_Data to process_.
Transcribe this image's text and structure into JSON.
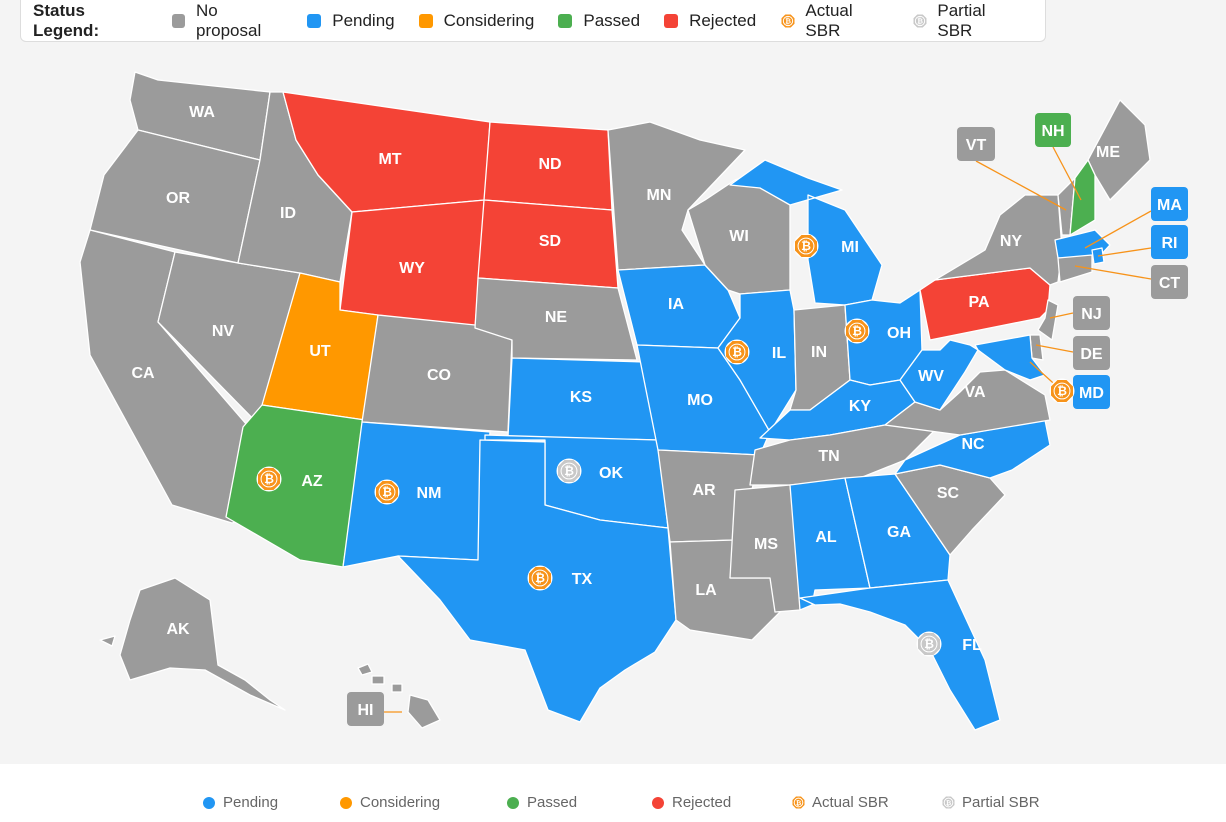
{
  "legend": {
    "title": "Status Legend:",
    "items": [
      {
        "label": "No proposal",
        "color": "#9b9b9b",
        "kind": "square"
      },
      {
        "label": "Pending",
        "color": "#2196f3",
        "kind": "square"
      },
      {
        "label": "Considering",
        "color": "#ff9800",
        "kind": "square"
      },
      {
        "label": "Passed",
        "color": "#4caf50",
        "kind": "square"
      },
      {
        "label": "Rejected",
        "color": "#f44336",
        "kind": "square"
      },
      {
        "label": "Actual SBR",
        "color": "#f7931a",
        "kind": "bitcoin-icon"
      },
      {
        "label": "Partial SBR",
        "color": "#c8c8c8",
        "kind": "bitcoin-icon"
      }
    ]
  },
  "bottom_legend": [
    {
      "label": "Pending",
      "color": "#2196f3",
      "kind": "dot"
    },
    {
      "label": "Considering",
      "color": "#ff9800",
      "kind": "dot"
    },
    {
      "label": "Passed",
      "color": "#4caf50",
      "kind": "dot"
    },
    {
      "label": "Rejected",
      "color": "#f44336",
      "kind": "dot"
    },
    {
      "label": "Actual SBR",
      "color": "#f7931a",
      "kind": "bitcoin-icon"
    },
    {
      "label": "Partial SBR",
      "color": "#c8c8c8",
      "kind": "bitcoin-icon"
    }
  ],
  "colors": {
    "none": "#9b9b9b",
    "pending": "#2196f3",
    "considering": "#ff9800",
    "passed": "#4caf50",
    "rejected": "#f44336",
    "actual": "#f7931a",
    "partial": "#c8c8c8"
  },
  "states": {
    "WA": {
      "label": "WA",
      "status": "none"
    },
    "OR": {
      "label": "OR",
      "status": "none"
    },
    "CA": {
      "label": "CA",
      "status": "none"
    },
    "NV": {
      "label": "NV",
      "status": "none"
    },
    "ID": {
      "label": "ID",
      "status": "none"
    },
    "MT": {
      "label": "MT",
      "status": "rejected"
    },
    "WY": {
      "label": "WY",
      "status": "rejected"
    },
    "UT": {
      "label": "UT",
      "status": "considering"
    },
    "AZ": {
      "label": "AZ",
      "status": "passed",
      "sbr": "actual"
    },
    "CO": {
      "label": "CO",
      "status": "none"
    },
    "NM": {
      "label": "NM",
      "status": "pending",
      "sbr": "actual"
    },
    "ND": {
      "label": "ND",
      "status": "rejected"
    },
    "SD": {
      "label": "SD",
      "status": "rejected"
    },
    "NE": {
      "label": "NE",
      "status": "none"
    },
    "KS": {
      "label": "KS",
      "status": "pending"
    },
    "OK": {
      "label": "OK",
      "status": "pending",
      "sbr": "partial"
    },
    "TX": {
      "label": "TX",
      "status": "pending",
      "sbr": "actual"
    },
    "MN": {
      "label": "MN",
      "status": "none"
    },
    "IA": {
      "label": "IA",
      "status": "pending"
    },
    "MO": {
      "label": "MO",
      "status": "pending"
    },
    "AR": {
      "label": "AR",
      "status": "none"
    },
    "LA": {
      "label": "LA",
      "status": "none"
    },
    "WI": {
      "label": "WI",
      "status": "none"
    },
    "IL": {
      "label": "IL",
      "status": "pending",
      "sbr": "actual"
    },
    "MI": {
      "label": "MI",
      "status": "pending",
      "sbr": "actual"
    },
    "IN": {
      "label": "IN",
      "status": "none"
    },
    "OH": {
      "label": "OH",
      "status": "pending",
      "sbr": "actual"
    },
    "KY": {
      "label": "KY",
      "status": "pending"
    },
    "TN": {
      "label": "TN",
      "status": "none"
    },
    "MS": {
      "label": "MS",
      "status": "none"
    },
    "AL": {
      "label": "AL",
      "status": "pending"
    },
    "GA": {
      "label": "GA",
      "status": "pending"
    },
    "FL": {
      "label": "FL",
      "status": "pending",
      "sbr": "partial"
    },
    "SC": {
      "label": "SC",
      "status": "none"
    },
    "NC": {
      "label": "NC",
      "status": "pending"
    },
    "VA": {
      "label": "VA",
      "status": "none"
    },
    "WV": {
      "label": "WV",
      "status": "pending"
    },
    "PA": {
      "label": "PA",
      "status": "rejected"
    },
    "NY": {
      "label": "NY",
      "status": "none"
    },
    "ME": {
      "label": "ME",
      "status": "none"
    },
    "VT": {
      "label": "VT",
      "status": "none"
    },
    "NH": {
      "label": "NH",
      "status": "passed"
    },
    "MA": {
      "label": "MA",
      "status": "pending"
    },
    "RI": {
      "label": "RI",
      "status": "pending"
    },
    "CT": {
      "label": "CT",
      "status": "none"
    },
    "NJ": {
      "label": "NJ",
      "status": "none"
    },
    "DE": {
      "label": "DE",
      "status": "none"
    },
    "MD": {
      "label": "MD",
      "status": "pending",
      "sbr": "actual"
    },
    "AK": {
      "label": "AK",
      "status": "none"
    },
    "HI": {
      "label": "HI",
      "status": "none"
    }
  }
}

_Task details_. Copy every record above exactly, leaving out the pictures.

_Written solution_.
Transcribe this image's text and structure into JSON.
{
  "legend": {
    "title": "Status Legend:",
    "items": [
      {
        "label": "No proposal",
        "color": "#9b9b9b",
        "kind": "square"
      },
      {
        "label": "Pending",
        "color": "#2196f3",
        "kind": "square"
      },
      {
        "label": "Considering",
        "color": "#ff9800",
        "kind": "square"
      },
      {
        "label": "Passed",
        "color": "#4caf50",
        "kind": "square"
      },
      {
        "label": "Rejected",
        "color": "#f44336",
        "kind": "square"
      },
      {
        "label": "Actual SBR",
        "color": "#f7931a",
        "kind": "bitcoin-icon"
      },
      {
        "label": "Partial SBR",
        "color": "#c8c8c8",
        "kind": "bitcoin-icon"
      }
    ]
  },
  "bottom_legend": [
    {
      "label": "Pending",
      "color": "#2196f3",
      "kind": "dot"
    },
    {
      "label": "Considering",
      "color": "#ff9800",
      "kind": "dot"
    },
    {
      "label": "Passed",
      "color": "#4caf50",
      "kind": "dot"
    },
    {
      "label": "Rejected",
      "color": "#f44336",
      "kind": "dot"
    },
    {
      "label": "Actual SBR",
      "color": "#f7931a",
      "kind": "bitcoin-icon"
    },
    {
      "label": "Partial SBR",
      "color": "#c8c8c8",
      "kind": "bitcoin-icon"
    }
  ],
  "colors": {
    "none": "#9b9b9b",
    "pending": "#2196f3",
    "considering": "#ff9800",
    "passed": "#4caf50",
    "rejected": "#f44336",
    "actual": "#f7931a",
    "partial": "#c8c8c8"
  },
  "states": {
    "WA": {
      "label": "WA",
      "status": "none"
    },
    "OR": {
      "label": "OR",
      "status": "none"
    },
    "CA": {
      "label": "CA",
      "status": "none"
    },
    "NV": {
      "label": "NV",
      "status": "none"
    },
    "ID": {
      "label": "ID",
      "status": "none"
    },
    "MT": {
      "label": "MT",
      "status": "rejected"
    },
    "WY": {
      "label": "WY",
      "status": "rejected"
    },
    "UT": {
      "label": "UT",
      "status": "considering"
    },
    "AZ": {
      "label": "AZ",
      "status": "passed",
      "sbr": "actual"
    },
    "CO": {
      "label": "CO",
      "status": "none"
    },
    "NM": {
      "label": "NM",
      "status": "pending",
      "sbr": "actual"
    },
    "ND": {
      "label": "ND",
      "status": "rejected"
    },
    "SD": {
      "label": "SD",
      "status": "rejected"
    },
    "NE": {
      "label": "NE",
      "status": "none"
    },
    "KS": {
      "label": "KS",
      "status": "pending"
    },
    "OK": {
      "label": "OK",
      "status": "pending",
      "sbr": "partial"
    },
    "TX": {
      "label": "TX",
      "status": "pending",
      "sbr": "actual"
    },
    "MN": {
      "label": "MN",
      "status": "none"
    },
    "IA": {
      "label": "IA",
      "status": "pending"
    },
    "MO": {
      "label": "MO",
      "status": "pending"
    },
    "AR": {
      "label": "AR",
      "status": "none"
    },
    "LA": {
      "label": "LA",
      "status": "none"
    },
    "WI": {
      "label": "WI",
      "status": "none"
    },
    "IL": {
      "label": "IL",
      "status": "pending",
      "sbr": "actual"
    },
    "MI": {
      "label": "MI",
      "status": "pending",
      "sbr": "actual"
    },
    "IN": {
      "label": "IN",
      "status": "none"
    },
    "OH": {
      "label": "OH",
      "status": "pending",
      "sbr": "actual"
    },
    "KY": {
      "label": "KY",
      "status": "pending"
    },
    "TN": {
      "label": "TN",
      "status": "none"
    },
    "MS": {
      "label": "MS",
      "status": "none"
    },
    "AL": {
      "label": "AL",
      "status": "pending"
    },
    "GA": {
      "label": "GA",
      "status": "pending"
    },
    "FL": {
      "label": "FL",
      "status": "pending",
      "sbr": "partial"
    },
    "SC": {
      "label": "SC",
      "status": "none"
    },
    "NC": {
      "label": "NC",
      "status": "pending"
    },
    "VA": {
      "label": "VA",
      "status": "none"
    },
    "WV": {
      "label": "WV",
      "status": "pending"
    },
    "PA": {
      "label": "PA",
      "status": "rejected"
    },
    "NY": {
      "label": "NY",
      "status": "none"
    },
    "ME": {
      "label": "ME",
      "status": "none"
    },
    "VT": {
      "label": "VT",
      "status": "none"
    },
    "NH": {
      "label": "NH",
      "status": "passed"
    },
    "MA": {
      "label": "MA",
      "status": "pending"
    },
    "RI": {
      "label": "RI",
      "status": "pending"
    },
    "CT": {
      "label": "CT",
      "status": "none"
    },
    "NJ": {
      "label": "NJ",
      "status": "none"
    },
    "DE": {
      "label": "DE",
      "status": "none"
    },
    "MD": {
      "label": "MD",
      "status": "pending",
      "sbr": "actual"
    },
    "AK": {
      "label": "AK",
      "status": "none"
    },
    "HI": {
      "label": "HI",
      "status": "none"
    }
  }
}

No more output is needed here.